▶ TEXTABSCHNITT
Die Studie zeigt beträchtliches Potenzial für mehr Effizienz. Die SPÖ setzt auf einheitliche Leistungen für Patienten vor Kassenfusionen. Minister Stöger greift nach Geld der Beamtenversicherung.
Wien. Sie hat 1400 Seiten: Seit Donnerstag liegt die 630.000 Euro teure Studie der London School of Economics vor – und sie ortet durch mehr Effizienz in der österreichischen Sozialversicherung beträchtliche Sparmöglichkeiten. Vorrangig ist dabei aber nicht die Zahl der Kassen. Sozialminister Alois Stöger und Gesundheitsministerin Pamela Rendi-Wagner (beide SPÖ) greifen Letzteres gern auf: Sie wollen vor Zusammenlegungen der 21 Sozialversicherungsanstalten zuerst die Leistungen für Patienten vereinheitlichen.
Sparpotenzial
Laut Studie sind bei einer Steigerung der Effizienz der Sozialversicherungen bei konservativer Schätzung Einsparungen zwischen 692 und 845 Millionen Euro pro Jahr möglich (siehe Grafik). Den größten Brocken liefert dabei eine Reduktion der Spitalsaufenthalte. Zehn Prozent weniger brächten 1,2 Milliarden Euro. Da aber im Gegenzug die Versorgung durch niedergelassene Ärzte und Ambulanzen ausgebaut werden muss, bleiben unter dem Strich geringere Kosten von 360 bis 480 Millionen Euro. Die umstrittenen Verwaltungskosten sind laut Studie mit 1,2 Milliarden Euro im internationalen Schnitt niedrig, nur Japan steigt günstiger aus, Frankreich oder Deutschland schlechter. Sparpotenzial: 46 bis 75 Millionen Euro.
Fusionsmodelle
Für Studienleiter Elias Mossialos ist nicht die Zahl der Versicherungsanstalten entscheidend. Es werden vier Fusionsmodelle vorgeschlagen. Modell 1: Pensions-, Unfallversicherung, fusionierte Selbstständigenkasse (Gewerbe, Bauern), fusionierte Kasse für Unselbstständige und Beamte. Modell 2: Pensions-, Unfallversicherung, fusionierte Kasse für Selbstständige, fusionierte Gebiets- und Betriebskrankenkassen, daneben eine Anstalt für Beamte, öffentlich Bedienstete, die derzeit auf 15 eigene Krankenfürsorgeanstalten (KFA) aufgeteilt sind, und Eisenbahner. Modell 3 als radikalste und unwahrscheinlichste Variante: Pensionsversicherung, neun Landeskassen für alle Versicherungssparten und Berufe. Modell 4 ist am ähnlichsten dem derzeitigen System: Pensions-, Unfallversicherung, neun Gebiets- und Betriebskrankenkassen mit sehr verstärkter Zusammenarbeit. Genau da möchte Sozialminister Stöger mit einem Strukturgesetz, das aber sicher nicht vor der Wahl kommt, ansetzen. Sparpotenzial: 120 Millionen Euro. Längerfristig werden Zusammenlegungen nicht ausgeschlossen.

▶ AUFGABE 1
Beantworten Sie anhand des Artikels zur Sozialversicherungsstudie die folgenden Fragen.
(a) Wie viel hat die Studie der London School of Economics gekostet?
(b) Wie hoch sind die Verwaltungskosten der Sozialversicherung laut Studie?
(c) Wie viele Landeskassen sieht Modell 3 vor?
▶ AUFGABE 2
Geben Sie aus dem Artikel zur Sozialversicherungsstudie den Wortlaut von „Die Studie zeigt“ bis einschließlich „Geld der Beamtenversicherung.“ unverändert wieder.

▶ DATENSÄTZE
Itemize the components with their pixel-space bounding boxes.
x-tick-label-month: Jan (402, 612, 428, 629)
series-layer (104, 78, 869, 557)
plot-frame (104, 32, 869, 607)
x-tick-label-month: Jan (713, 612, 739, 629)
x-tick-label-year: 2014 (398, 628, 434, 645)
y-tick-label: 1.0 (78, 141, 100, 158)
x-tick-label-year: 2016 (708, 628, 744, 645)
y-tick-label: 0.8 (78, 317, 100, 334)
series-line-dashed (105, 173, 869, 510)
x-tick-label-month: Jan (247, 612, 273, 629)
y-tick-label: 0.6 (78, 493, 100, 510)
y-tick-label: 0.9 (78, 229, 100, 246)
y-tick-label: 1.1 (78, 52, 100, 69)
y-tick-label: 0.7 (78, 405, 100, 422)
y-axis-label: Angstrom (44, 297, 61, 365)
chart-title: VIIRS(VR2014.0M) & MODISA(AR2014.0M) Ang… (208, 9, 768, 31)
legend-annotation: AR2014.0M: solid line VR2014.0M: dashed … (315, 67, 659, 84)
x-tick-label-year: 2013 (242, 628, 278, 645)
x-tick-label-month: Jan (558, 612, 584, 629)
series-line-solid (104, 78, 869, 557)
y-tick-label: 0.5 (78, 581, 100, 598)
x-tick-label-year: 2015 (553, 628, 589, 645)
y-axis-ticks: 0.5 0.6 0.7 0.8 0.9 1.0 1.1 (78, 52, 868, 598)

▶ ERGEBNIS 1
(a) 630.000 Euro
(b) 1,2 Milliarden Euro
(c) Neun Landeskassen

▶ ERGEBNIS 2
Die Studie zeigt beträchtliches Potenzial für mehr Effizienz. Die SPÖ setzt auf einheitliche Leistungen für Patienten vor Kassenfusionen. Minister Stöger greift nach Geld der Beamtenversicherung.